━━━ Dataset content
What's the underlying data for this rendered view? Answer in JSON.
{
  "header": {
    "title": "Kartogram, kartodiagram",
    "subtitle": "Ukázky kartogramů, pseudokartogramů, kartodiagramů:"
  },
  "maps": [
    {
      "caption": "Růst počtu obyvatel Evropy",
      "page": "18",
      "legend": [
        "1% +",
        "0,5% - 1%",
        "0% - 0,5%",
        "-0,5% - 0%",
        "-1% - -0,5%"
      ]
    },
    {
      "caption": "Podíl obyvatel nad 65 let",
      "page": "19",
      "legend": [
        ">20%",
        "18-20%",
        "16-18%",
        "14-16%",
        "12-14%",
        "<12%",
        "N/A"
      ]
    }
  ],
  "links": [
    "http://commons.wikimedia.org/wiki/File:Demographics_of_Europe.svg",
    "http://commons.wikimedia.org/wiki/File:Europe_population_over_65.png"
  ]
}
━━━━━━
Return every record, word for word.

What's the underlying data for this rendered view? Answer in JSON.
{
  "header": {
    "title": "Kartogram, kartodiagram",
    "subtitle": "Ukázky kartogramů, pseudokartogramů, kartodiagramů:"
  },
  "maps": [
    {
      "caption": "Růst počtu obyvatel Evropy",
      "page": "18",
      "legend": [
        "1% +",
        "0,5% - 1%",
        "0% - 0,5%",
        "-0,5% - 0%",
        "-1% - -0,5%"
      ]
    },
    {
      "caption": "Podíl obyvatel nad 65 let",
      "page": "19",
      "legend": [
        ">20%",
        "18-20%",
        "16-18%",
        "14-16%",
        "12-14%",
        "<12%",
        "N/A"
      ]
    }
  ],
  "links": [
    "http://commons.wikimedia.org/wiki/File:Demographics_of_Europe.svg",
    "http://commons.wikimedia.org/wiki/File:Europe_population_over_65.png"
  ]
}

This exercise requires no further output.